RECORDS TO PROCESS:

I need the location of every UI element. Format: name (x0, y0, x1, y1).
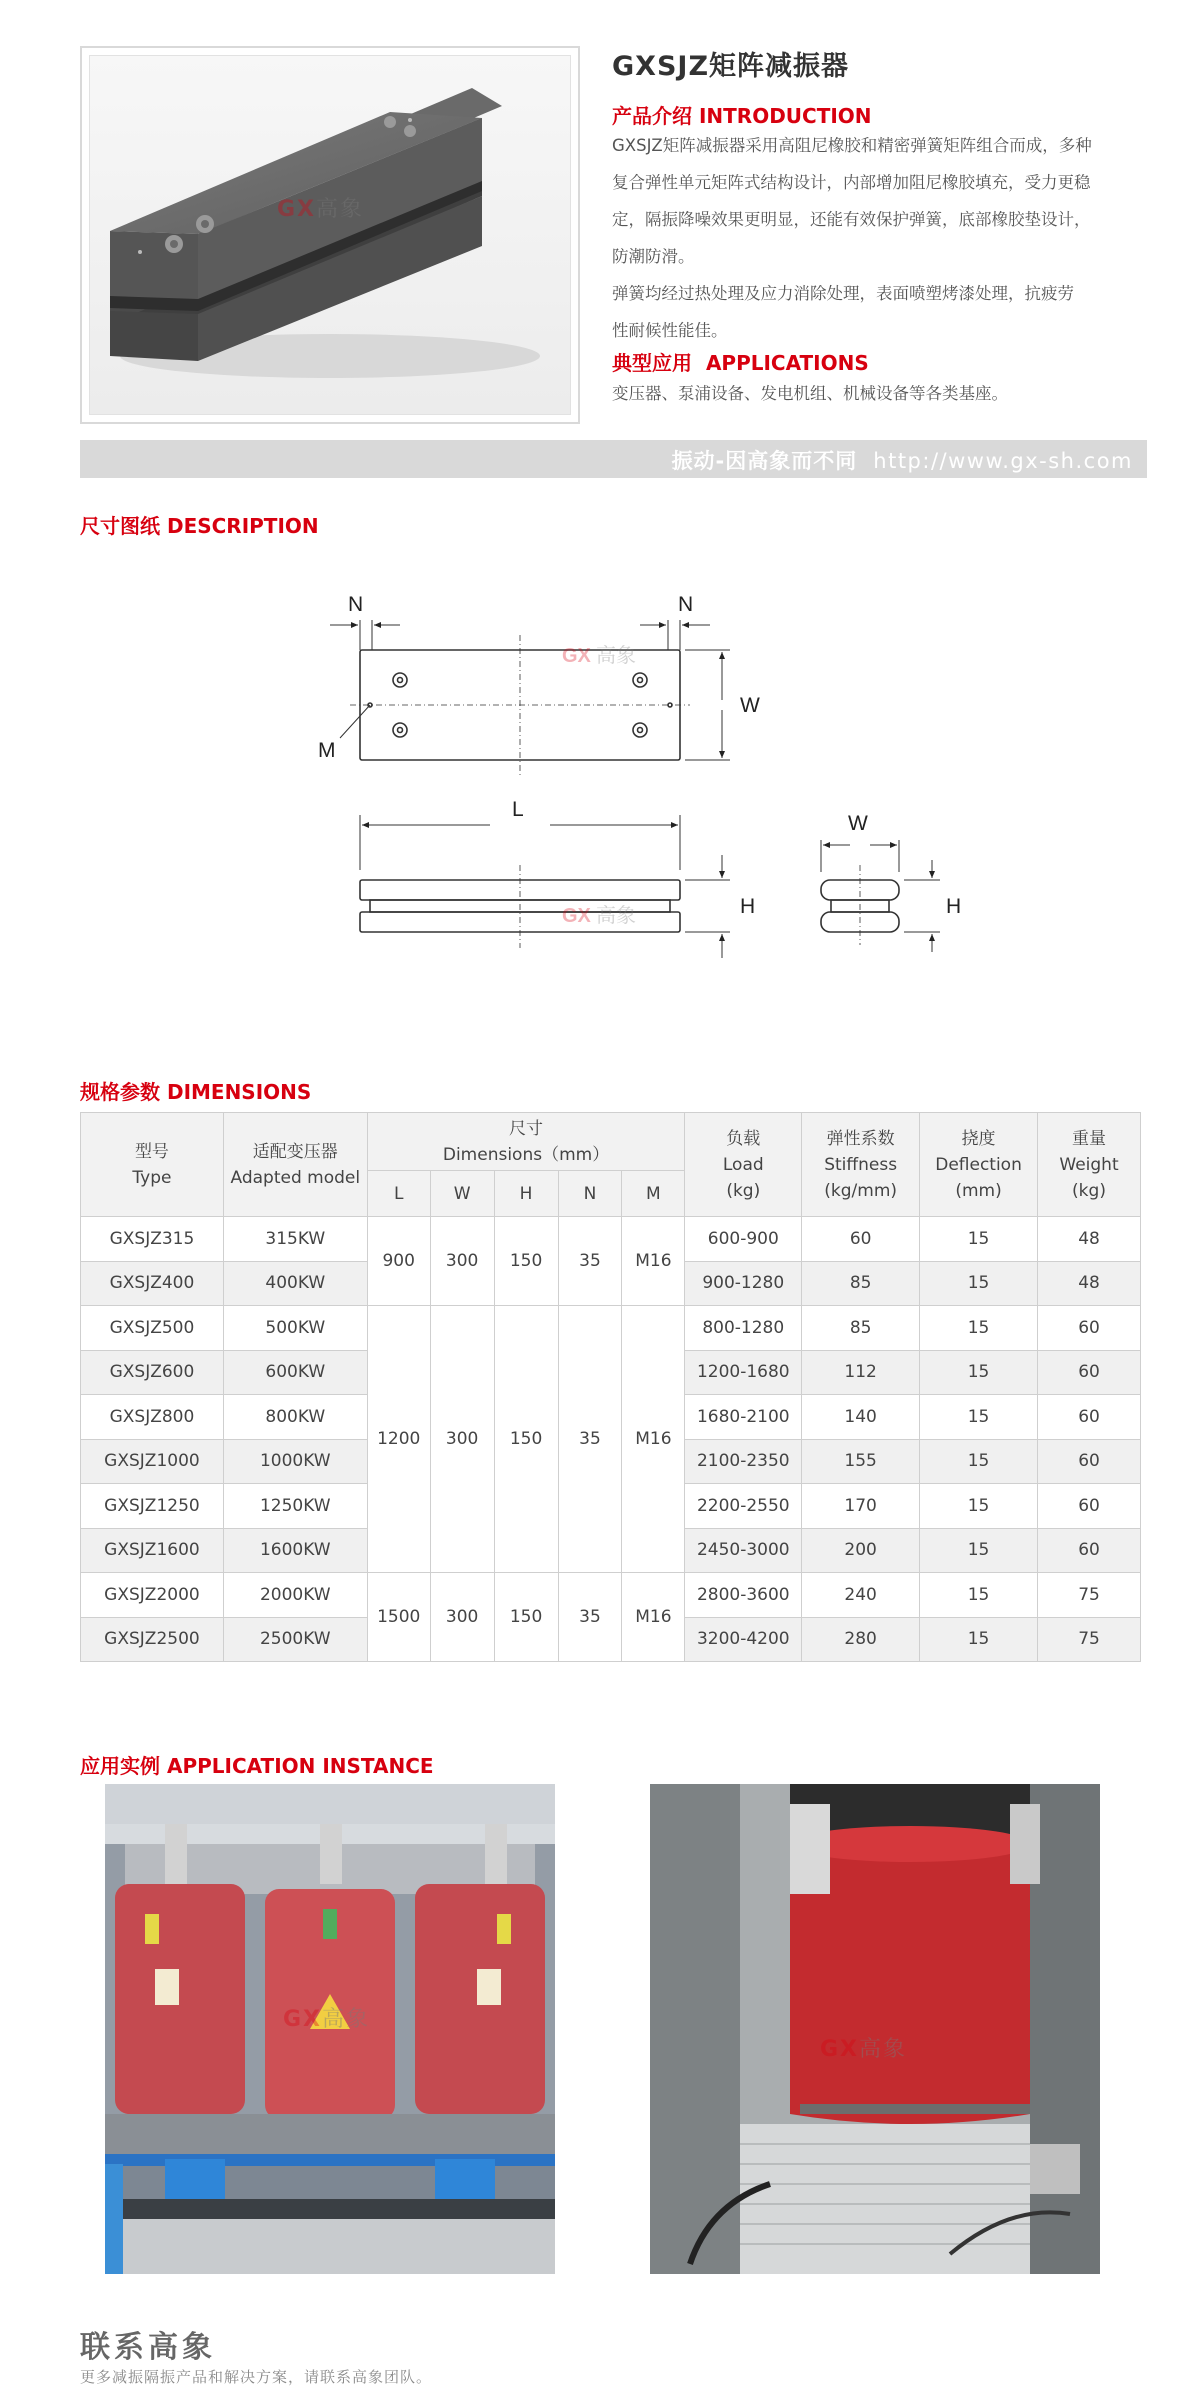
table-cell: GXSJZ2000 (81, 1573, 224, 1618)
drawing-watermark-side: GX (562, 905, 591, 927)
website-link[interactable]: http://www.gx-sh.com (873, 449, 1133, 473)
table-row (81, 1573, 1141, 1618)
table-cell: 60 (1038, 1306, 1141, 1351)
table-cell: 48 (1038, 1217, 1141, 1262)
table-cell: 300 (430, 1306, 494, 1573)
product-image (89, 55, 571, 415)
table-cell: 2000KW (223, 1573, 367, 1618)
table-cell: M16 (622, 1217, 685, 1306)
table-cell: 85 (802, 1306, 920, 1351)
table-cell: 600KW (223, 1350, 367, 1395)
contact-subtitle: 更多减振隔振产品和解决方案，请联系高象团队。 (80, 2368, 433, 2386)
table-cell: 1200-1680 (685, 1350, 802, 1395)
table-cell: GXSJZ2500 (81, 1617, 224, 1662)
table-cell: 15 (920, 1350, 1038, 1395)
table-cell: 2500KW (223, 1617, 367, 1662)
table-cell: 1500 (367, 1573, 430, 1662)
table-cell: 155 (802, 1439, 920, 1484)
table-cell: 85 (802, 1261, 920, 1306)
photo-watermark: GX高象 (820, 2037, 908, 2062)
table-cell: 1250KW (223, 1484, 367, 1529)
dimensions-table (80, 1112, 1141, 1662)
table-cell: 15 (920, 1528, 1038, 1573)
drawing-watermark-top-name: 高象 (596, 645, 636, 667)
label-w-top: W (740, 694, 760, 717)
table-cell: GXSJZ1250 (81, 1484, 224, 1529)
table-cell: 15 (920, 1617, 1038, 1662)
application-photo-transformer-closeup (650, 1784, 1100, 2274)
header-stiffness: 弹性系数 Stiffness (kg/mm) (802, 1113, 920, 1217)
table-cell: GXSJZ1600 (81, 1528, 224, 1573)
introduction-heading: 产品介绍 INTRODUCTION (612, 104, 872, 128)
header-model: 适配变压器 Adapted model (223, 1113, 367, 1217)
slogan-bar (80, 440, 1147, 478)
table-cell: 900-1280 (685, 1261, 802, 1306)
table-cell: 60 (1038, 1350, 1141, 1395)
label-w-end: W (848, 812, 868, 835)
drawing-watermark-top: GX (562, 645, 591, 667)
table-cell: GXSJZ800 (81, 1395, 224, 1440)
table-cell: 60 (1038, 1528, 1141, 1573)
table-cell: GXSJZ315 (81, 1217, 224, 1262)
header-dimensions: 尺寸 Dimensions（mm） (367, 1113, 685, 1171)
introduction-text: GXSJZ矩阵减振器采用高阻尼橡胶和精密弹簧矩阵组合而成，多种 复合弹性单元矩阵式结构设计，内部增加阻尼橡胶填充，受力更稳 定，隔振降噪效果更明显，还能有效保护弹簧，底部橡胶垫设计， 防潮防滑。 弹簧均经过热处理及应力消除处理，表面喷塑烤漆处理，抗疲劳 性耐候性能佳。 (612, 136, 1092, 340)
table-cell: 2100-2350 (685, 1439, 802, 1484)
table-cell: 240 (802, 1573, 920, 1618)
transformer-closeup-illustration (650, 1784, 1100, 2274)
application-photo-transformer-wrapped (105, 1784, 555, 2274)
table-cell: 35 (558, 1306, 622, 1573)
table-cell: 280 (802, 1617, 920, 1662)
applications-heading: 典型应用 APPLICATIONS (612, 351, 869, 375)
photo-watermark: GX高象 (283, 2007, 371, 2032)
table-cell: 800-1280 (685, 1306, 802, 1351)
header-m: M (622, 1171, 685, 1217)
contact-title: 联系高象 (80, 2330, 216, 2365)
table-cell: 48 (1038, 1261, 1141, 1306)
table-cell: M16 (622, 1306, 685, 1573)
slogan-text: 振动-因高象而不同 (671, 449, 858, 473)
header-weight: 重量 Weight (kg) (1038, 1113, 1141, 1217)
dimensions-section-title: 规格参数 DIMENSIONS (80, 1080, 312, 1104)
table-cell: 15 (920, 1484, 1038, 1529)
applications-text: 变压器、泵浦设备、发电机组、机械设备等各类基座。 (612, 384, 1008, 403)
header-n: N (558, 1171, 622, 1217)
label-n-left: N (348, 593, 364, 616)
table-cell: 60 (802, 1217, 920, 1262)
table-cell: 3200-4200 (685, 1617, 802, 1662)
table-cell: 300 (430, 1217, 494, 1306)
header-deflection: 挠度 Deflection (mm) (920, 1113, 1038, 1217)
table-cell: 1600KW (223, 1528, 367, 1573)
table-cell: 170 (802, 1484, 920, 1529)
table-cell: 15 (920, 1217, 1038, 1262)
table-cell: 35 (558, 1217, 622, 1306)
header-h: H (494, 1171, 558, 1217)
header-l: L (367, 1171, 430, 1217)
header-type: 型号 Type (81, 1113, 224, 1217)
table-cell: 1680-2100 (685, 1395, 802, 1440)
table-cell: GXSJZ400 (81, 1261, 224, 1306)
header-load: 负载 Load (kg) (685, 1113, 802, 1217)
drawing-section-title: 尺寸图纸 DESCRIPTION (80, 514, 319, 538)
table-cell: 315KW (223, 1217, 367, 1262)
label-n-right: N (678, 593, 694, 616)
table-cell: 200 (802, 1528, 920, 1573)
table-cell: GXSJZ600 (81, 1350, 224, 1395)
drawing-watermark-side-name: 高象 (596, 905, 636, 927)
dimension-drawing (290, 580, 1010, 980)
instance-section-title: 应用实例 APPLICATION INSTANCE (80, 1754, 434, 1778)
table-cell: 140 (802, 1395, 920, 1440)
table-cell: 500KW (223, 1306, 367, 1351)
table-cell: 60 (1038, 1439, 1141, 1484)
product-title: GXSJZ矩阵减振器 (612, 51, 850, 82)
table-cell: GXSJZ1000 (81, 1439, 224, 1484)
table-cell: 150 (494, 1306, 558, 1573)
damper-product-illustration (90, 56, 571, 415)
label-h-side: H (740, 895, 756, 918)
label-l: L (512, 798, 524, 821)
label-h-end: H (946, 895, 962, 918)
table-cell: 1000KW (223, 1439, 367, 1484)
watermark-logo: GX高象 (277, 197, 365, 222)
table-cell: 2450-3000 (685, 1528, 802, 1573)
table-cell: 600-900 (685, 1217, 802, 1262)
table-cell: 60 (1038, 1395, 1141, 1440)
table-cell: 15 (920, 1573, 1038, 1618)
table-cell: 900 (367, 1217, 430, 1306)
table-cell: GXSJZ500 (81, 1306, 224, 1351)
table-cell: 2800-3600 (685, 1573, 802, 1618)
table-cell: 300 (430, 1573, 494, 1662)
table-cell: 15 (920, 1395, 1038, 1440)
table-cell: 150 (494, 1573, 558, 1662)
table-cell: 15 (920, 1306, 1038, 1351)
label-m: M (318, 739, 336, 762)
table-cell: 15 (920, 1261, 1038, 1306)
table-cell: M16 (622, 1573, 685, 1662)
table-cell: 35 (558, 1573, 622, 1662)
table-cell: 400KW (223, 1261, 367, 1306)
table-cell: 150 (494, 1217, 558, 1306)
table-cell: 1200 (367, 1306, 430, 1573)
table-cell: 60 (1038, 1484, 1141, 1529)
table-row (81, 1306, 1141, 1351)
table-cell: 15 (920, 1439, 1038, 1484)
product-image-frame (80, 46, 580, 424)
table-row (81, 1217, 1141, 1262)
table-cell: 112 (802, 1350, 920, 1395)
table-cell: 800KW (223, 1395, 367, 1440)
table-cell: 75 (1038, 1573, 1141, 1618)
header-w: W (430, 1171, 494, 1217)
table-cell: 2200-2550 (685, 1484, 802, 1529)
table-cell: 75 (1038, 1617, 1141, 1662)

==

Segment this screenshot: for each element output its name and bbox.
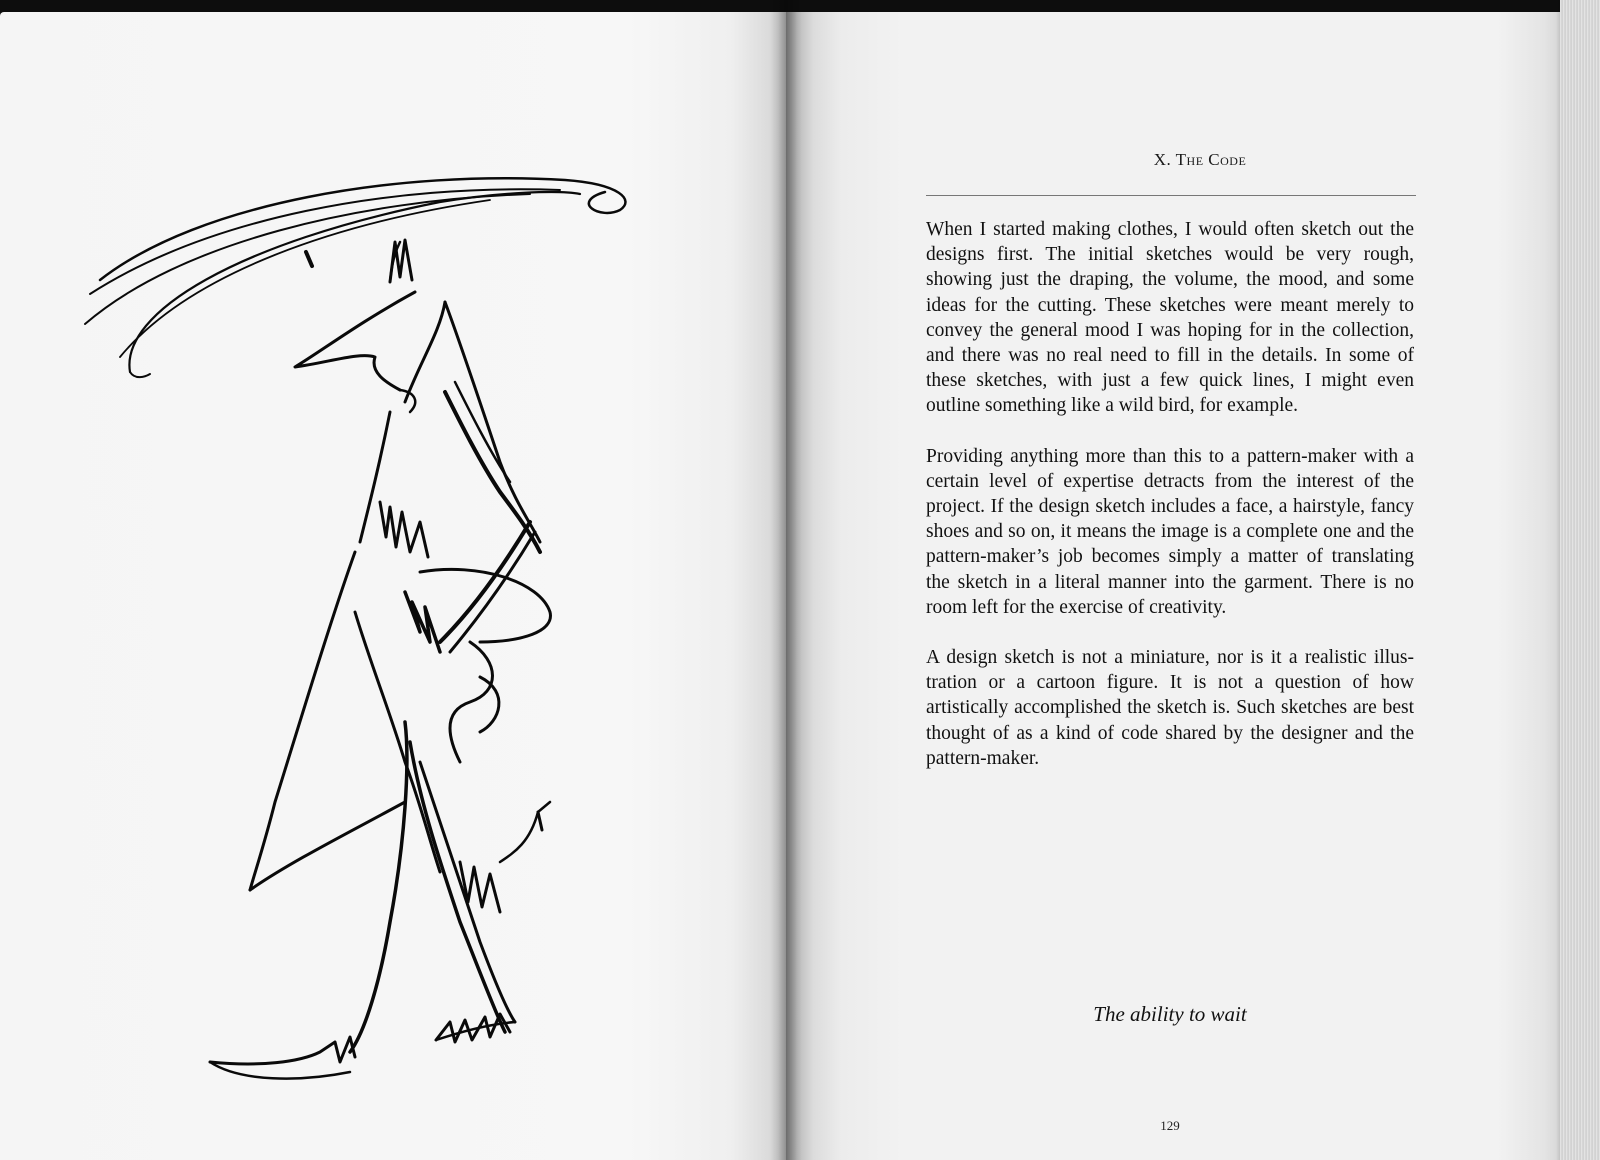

---

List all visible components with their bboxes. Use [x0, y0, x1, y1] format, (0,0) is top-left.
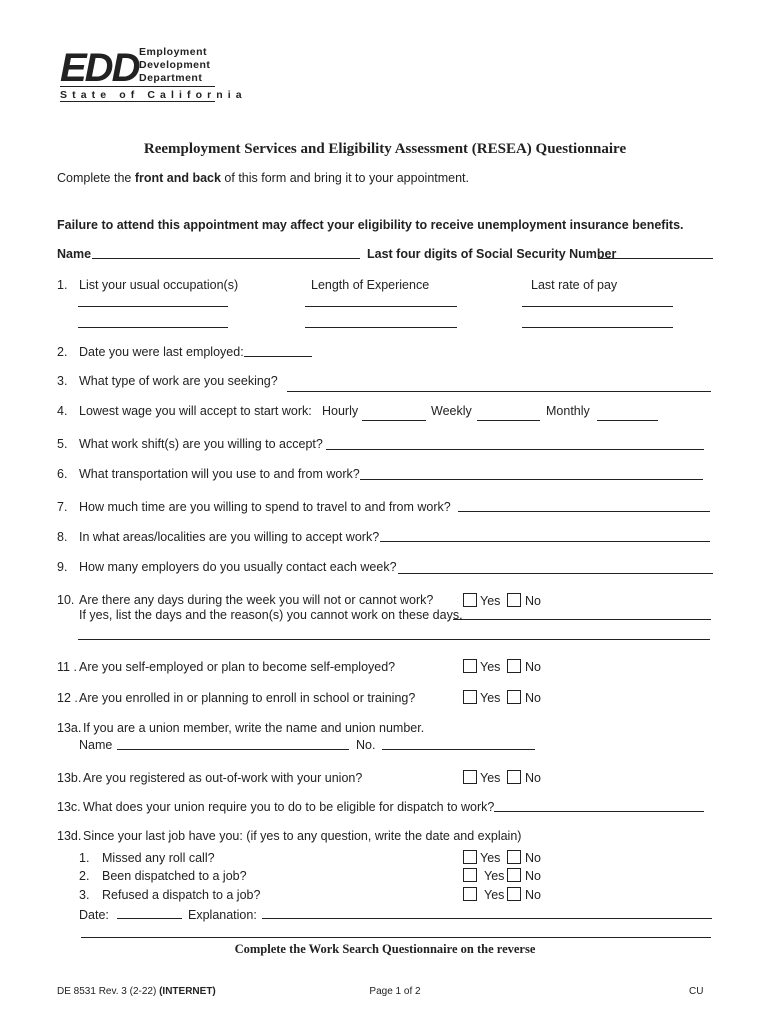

WHAT NEEDS TO BE DONE: Copy the lines of the material from the one holding "I need the location" through the one holding "table-cell: 85 (802, 1261, 920, 1306)", both included, and omit the pictures.

COMPLETE RESPONSE:
I need the location of every UI element. Format: name (x0, y0, x1, y1).
table-cell: GXSJZ2000 (81, 1573, 224, 1618)
drawing-watermark-side: GX (562, 905, 591, 927)
website-link[interactable]: http://www.gx-sh.com (873, 449, 1133, 473)
table-row (81, 1573, 1141, 1618)
table-cell: 60 (1038, 1306, 1141, 1351)
table-cell: 48 (1038, 1217, 1141, 1262)
table-cell: 300 (430, 1306, 494, 1573)
product-image (89, 55, 571, 415)
table-cell: 2000KW (223, 1573, 367, 1618)
table-cell: M16 (622, 1217, 685, 1306)
table-cell: 85 (802, 1306, 920, 1351)
table-cell: 600KW (223, 1350, 367, 1395)
contact-subtitle: 更多减振隔振产品和解决方案，请联系高象团队。 (80, 2368, 433, 2386)
table-cell: 1200-1680 (685, 1350, 802, 1395)
table-cell: GXSJZ2500 (81, 1617, 224, 1662)
table-cell: 15 (920, 1350, 1038, 1395)
table-cell: 2500KW (223, 1617, 367, 1662)
table-cell: 1500 (367, 1573, 430, 1662)
table-cell: 155 (802, 1439, 920, 1484)
table-cell: 85 (802, 1261, 920, 1306)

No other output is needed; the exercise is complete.